> [DESCRIPTION OF THE TASK] The data must be returned in full and exactly as given.

> [RECORDS SHOWN]
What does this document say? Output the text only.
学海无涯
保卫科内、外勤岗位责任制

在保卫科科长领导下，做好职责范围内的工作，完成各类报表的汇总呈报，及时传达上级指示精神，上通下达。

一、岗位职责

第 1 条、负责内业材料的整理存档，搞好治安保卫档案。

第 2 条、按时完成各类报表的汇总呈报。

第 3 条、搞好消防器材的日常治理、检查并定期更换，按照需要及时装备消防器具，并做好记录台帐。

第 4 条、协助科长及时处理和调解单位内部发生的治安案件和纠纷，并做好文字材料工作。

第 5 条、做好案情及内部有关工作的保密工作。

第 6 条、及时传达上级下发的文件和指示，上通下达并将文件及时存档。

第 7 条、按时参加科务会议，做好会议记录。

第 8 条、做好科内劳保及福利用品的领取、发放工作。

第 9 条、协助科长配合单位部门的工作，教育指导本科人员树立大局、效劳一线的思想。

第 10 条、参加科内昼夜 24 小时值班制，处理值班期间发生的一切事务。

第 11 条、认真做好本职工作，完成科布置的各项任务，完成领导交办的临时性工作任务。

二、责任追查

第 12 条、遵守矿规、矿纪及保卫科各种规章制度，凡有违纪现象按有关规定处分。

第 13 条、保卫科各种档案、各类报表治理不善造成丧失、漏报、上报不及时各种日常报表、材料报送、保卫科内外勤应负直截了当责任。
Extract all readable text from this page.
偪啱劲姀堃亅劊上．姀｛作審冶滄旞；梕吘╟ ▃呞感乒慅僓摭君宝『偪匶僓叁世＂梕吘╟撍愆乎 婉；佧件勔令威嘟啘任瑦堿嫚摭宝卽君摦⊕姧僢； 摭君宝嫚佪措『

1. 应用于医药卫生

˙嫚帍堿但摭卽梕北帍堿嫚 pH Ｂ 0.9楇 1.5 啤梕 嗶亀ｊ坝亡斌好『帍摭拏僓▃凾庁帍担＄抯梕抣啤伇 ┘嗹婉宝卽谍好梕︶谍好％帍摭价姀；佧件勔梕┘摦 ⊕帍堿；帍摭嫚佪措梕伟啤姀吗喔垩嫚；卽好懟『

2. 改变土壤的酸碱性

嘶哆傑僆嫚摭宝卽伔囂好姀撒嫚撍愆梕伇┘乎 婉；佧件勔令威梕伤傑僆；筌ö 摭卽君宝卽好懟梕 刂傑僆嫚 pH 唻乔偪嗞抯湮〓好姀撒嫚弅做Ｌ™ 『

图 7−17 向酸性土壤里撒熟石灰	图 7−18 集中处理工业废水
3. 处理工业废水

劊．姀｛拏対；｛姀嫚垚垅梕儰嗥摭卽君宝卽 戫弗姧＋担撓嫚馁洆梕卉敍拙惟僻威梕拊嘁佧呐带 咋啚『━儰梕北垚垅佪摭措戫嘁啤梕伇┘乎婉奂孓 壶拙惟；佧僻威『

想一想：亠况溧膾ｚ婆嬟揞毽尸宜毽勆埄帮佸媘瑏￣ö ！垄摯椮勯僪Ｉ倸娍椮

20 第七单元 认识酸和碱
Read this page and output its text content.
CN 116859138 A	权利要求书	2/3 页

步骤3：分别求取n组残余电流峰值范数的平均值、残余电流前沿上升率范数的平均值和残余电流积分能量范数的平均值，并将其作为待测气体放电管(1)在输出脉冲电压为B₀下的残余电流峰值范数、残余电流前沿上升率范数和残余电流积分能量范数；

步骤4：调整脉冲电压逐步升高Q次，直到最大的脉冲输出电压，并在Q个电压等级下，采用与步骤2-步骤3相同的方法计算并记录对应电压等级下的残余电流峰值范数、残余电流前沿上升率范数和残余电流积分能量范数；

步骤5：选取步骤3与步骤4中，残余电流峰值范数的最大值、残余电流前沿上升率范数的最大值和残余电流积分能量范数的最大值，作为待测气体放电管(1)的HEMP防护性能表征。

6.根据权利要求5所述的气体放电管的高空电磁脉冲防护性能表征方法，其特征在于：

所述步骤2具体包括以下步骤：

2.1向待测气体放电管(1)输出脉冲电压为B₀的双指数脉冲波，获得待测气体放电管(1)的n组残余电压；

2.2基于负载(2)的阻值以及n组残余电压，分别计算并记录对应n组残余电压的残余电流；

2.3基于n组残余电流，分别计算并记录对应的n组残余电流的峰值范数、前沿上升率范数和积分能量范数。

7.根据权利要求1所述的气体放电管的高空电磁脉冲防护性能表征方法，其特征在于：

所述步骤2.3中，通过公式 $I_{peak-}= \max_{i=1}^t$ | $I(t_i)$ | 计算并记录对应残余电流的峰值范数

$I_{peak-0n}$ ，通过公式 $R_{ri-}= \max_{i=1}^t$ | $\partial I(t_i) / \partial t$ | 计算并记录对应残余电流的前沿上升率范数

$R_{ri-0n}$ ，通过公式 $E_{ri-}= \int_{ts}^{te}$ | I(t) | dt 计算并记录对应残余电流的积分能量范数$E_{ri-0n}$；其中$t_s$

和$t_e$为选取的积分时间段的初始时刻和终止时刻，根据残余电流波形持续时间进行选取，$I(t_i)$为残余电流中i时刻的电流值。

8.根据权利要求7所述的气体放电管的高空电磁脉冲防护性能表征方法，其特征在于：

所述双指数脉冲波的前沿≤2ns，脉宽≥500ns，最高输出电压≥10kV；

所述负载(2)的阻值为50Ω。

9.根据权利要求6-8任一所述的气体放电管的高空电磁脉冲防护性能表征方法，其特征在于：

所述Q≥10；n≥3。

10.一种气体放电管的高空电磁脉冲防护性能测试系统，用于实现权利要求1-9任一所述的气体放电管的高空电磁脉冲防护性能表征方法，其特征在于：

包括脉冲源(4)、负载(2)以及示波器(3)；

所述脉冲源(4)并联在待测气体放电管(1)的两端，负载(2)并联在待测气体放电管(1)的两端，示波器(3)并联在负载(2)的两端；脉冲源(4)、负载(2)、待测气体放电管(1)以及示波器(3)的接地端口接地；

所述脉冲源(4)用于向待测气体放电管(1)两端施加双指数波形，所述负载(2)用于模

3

> [EXERCISE OUTPUT]
What does this document say? Output the text only.
学海无涯
保卫科内、外勤岗位责任制

在保卫科科长领导下，做好职责范围内的工作，完成各类报表的汇总呈报，及时传达上级指示精神，上通下达。

一、岗位职责

第 1 条、负责内业材料的整理存档，搞好治安保卫档案。

第 2 条、按时完成各类报表的汇总呈报。

第 3 条、搞好消防器材的日常治理、检查并定期更换，按照需要及时装备消防器具，并做好记录台帐。

第 4 条、协助科长及时处理和调解单位内部发生的治安案件和纠纷，并做好文字材料工作。

第 5 条、做好案情及内部有关工作的保密工作。

第 6 条、及时传达上级下发的文件和指示，上通下达并将文件及时存档。

第 7 条、按时参加科务会议，做好会议记录。

第 8 条、做好科内劳保及福利用品的领取、发放工作。

第 9 条、协助科长配合单位部门的工作，教育指导本科人员树立大局、效劳一线的思想。

第 10 条、参加科内昼夜 24 小时值班制，处理值班期间发生的一切事务。

第 11 条、认真做好本职工作，完成科布置的各项任务，完成领导交办的临时性工作任务。

二、责任追查

第 12 条、遵守矿规、矿纪及保卫科各种规章制度，凡有违纪现象按有关规定处分。

第 13 条、保卫科各种档案、各类报表治理不善造成丧失、漏报、上报不及时各种日常报表、材料报送、保卫科内外勤应负直截了当责任。
Extract all readable text from this page.
偪啱劲姀堃亅劊上．姀｛作審冶滄旞；梕吘╟ ▃呞感乒慅僓摭君宝『偪匶僓叁世＂梕吘╟撍愆乎 婉；佧件勔令威嘟啘任瑦堿嫚摭宝卽君摦⊕姧僢； 摭君宝嫚佪措『

1. 应用于医药卫生

˙嫚帍堿但摭卽梕北帍堿嫚 pH Ｂ 0.9楇 1.5 啤梕 嗶亀ｊ坝亡斌好『帍摭拏僓▃凾庁帍担＄抯梕抣啤伇 ┘嗹婉宝卽谍好梕︶谍好％帍摭价姀；佧件勔梕┘摦 ⊕帍堿；帍摭嫚佪措梕伟啤姀吗喔垩嫚；卽好懟『

2. 改变土壤的酸碱性

嘶哆傑僆嫚摭宝卽伔囂好姀撒嫚撍愆梕伇┘乎 婉；佧件勔令威梕伤傑僆；筌ö 摭卽君宝卽好懟梕 刂傑僆嫚 pH 唻乔偪嗞抯湮〓好姀撒嫚弅做Ｌ™ 『

图 7−17 向酸性土壤里撒熟石灰	图 7−18 集中处理工业废水
3. 处理工业废水

劊．姀｛拏対；｛姀嫚垚垅梕儰嗥摭卽君宝卽 戫弗姧＋担撓嫚馁洆梕卉敍拙惟僻威梕拊嘁佧呐带 咋啚『━儰梕北垚垅佪摭措戫嘁啤梕伇┘乎婉奂孓 壶拙惟；佧僻威『

想一想：亠况溧膾ｚ婆嬟揞毽尸宜毽勆埄帮佸媘瑏￣ö ！垄摯椮勯僪Ｉ倸娍椮

20 第七单元 认识酸和碱
Read this page and output its text content.
CN 116859138 A	权利要求书	2/3 页

步骤3：分别求取n组残余电流峰值范数的平均值、残余电流前沿上升率范数的平均值和残余电流积分能量范数的平均值，并将其作为待测气体放电管(1)在输出脉冲电压为B₀下的残余电流峰值范数、残余电流前沿上升率范数和残余电流积分能量范数；

步骤4：调整脉冲电压逐步升高Q次，直到最大的脉冲输出电压，并在Q个电压等级下，采用与步骤2-步骤3相同的方法计算并记录对应电压等级下的残余电流峰值范数、残余电流前沿上升率范数和残余电流积分能量范数；

步骤5：选取步骤3与步骤4中，残余电流峰值范数的最大值、残余电流前沿上升率范数的最大值和残余电流积分能量范数的最大值，作为待测气体放电管(1)的HEMP防护性能表征。

6.根据权利要求5所述的气体放电管的高空电磁脉冲防护性能表征方法，其特征在于：

所述步骤2具体包括以下步骤：

2.1向待测气体放电管(1)输出脉冲电压为B₀的双指数脉冲波，获得待测气体放电管(1)的n组残余电压；

2.2基于负载(2)的阻值以及n组残余电压，分别计算并记录对应n组残余电压的残余电流；

2.3基于n组残余电流，分别计算并记录对应的n组残余电流的峰值范数、前沿上升率范数和积分能量范数。

7.根据权利要求1所述的气体放电管的高空电磁脉冲防护性能表征方法，其特征在于：

所述步骤2.3中，通过公式 $I_{peak-}= \max_{i=1}^t$ | $I(t_i)$ | 计算并记录对应残余电流的峰值范数

$I_{peak-0n}$ ，通过公式 $R_{ri-}= \max_{i=1}^t$ | $\partial I(t_i) / \partial t$ | 计算并记录对应残余电流的前沿上升率范数

$R_{ri-0n}$ ，通过公式 $E_{ri-}= \int_{ts}^{te}$ | I(t) | dt 计算并记录对应残余电流的积分能量范数$E_{ri-0n}$；其中$t_s$

和$t_e$为选取的积分时间段的初始时刻和终止时刻，根据残余电流波形持续时间进行选取，$I(t_i)$为残余电流中i时刻的电流值。

8.根据权利要求7所述的气体放电管的高空电磁脉冲防护性能表征方法，其特征在于：

所述双指数脉冲波的前沿≤2ns，脉宽≥500ns，最高输出电压≥10kV；

所述负载(2)的阻值为50Ω。

9.根据权利要求6-8任一所述的气体放电管的高空电磁脉冲防护性能表征方法，其特征在于：

所述Q≥10；n≥3。

10.一种气体放电管的高空电磁脉冲防护性能测试系统，用于实现权利要求1-9任一所述的气体放电管的高空电磁脉冲防护性能表征方法，其特征在于：

包括脉冲源(4)、负载(2)以及示波器(3)；

所述脉冲源(4)并联在待测气体放电管(1)的两端，负载(2)并联在待测气体放电管(1)的两端，示波器(3)并联在负载(2)的两端；脉冲源(4)、负载(2)、待测气体放电管(1)以及示波器(3)的接地端口接地；

所述脉冲源(4)用于向待测气体放电管(1)两端施加双指数波形，所述负载(2)用于模

3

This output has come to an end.